++++ RECORDS PROVIDED ++++
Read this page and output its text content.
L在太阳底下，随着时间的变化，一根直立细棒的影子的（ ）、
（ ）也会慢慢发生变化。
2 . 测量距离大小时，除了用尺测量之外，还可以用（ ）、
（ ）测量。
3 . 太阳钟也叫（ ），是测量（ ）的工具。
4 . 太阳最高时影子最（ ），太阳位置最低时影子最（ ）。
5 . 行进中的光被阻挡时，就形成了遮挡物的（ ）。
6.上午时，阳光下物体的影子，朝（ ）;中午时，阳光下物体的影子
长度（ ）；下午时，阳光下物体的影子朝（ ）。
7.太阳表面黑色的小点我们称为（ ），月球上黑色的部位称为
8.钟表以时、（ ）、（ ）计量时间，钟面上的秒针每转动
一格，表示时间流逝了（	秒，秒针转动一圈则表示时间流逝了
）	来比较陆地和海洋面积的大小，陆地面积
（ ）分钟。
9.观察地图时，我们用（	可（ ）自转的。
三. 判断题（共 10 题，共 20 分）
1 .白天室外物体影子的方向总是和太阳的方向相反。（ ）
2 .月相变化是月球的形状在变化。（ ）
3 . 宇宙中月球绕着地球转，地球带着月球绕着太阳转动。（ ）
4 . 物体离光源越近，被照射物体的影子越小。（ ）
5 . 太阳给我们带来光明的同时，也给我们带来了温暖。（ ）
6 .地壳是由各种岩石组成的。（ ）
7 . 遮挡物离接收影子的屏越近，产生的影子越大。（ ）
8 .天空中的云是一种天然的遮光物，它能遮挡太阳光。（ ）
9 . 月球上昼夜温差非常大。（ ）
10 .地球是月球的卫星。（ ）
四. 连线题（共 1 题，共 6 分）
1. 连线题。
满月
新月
++++
● **INSTRUCTION**: Copy out the whole listing exactly; please set it all down.

● **TASK ANSWER**:
Read this page and output its text content.
L在太阳底下，随着时间的变化，一根直立细棒的影子的（ ）、
（ ）也会慢慢发生变化。
2 . 测量距离大小时，除了用尺测量之外，还可以用（ ）、
（ ）测量。
3 . 太阳钟也叫（ ），是测量（ ）的工具。
4 . 太阳最高时影子最（ ），太阳位置最低时影子最（ ）。
5 . 行进中的光被阻挡时，就形成了遮挡物的（ ）。
6.上午时，阳光下物体的影子，朝（ ）;中午时，阳光下物体的影子
长度（ ）；下午时，阳光下物体的影子朝（ ）。
7.太阳表面黑色的小点我们称为（ ），月球上黑色的部位称为
8.钟表以时、（ ）、（ ）计量时间，钟面上的秒针每转动
一格，表示时间流逝了（	秒，秒针转动一圈则表示时间流逝了
）	来比较陆地和海洋面积的大小，陆地面积
（ ）分钟。
9.观察地图时，我们用（	可（ ）自转的。
三. 判断题（共 10 题，共 20 分）
1 .白天室外物体影子的方向总是和太阳的方向相反。（ ）
2 .月相变化是月球的形状在变化。（ ）
3 . 宇宙中月球绕着地球转，地球带着月球绕着太阳转动。（ ）
4 . 物体离光源越近，被照射物体的影子越小。（ ）
5 . 太阳给我们带来光明的同时，也给我们带来了温暖。（ ）
6 .地壳是由各种岩石组成的。（ ）
7 . 遮挡物离接收影子的屏越近，产生的影子越大。（ ）
8 .天空中的云是一种天然的遮光物，它能遮挡太阳光。（ ）
9 . 月球上昼夜温差非常大。（ ）
10 .地球是月球的卫星。（ ）
四. 连线题（共 1 题，共 6 分）
1. 连线题。
满月
新月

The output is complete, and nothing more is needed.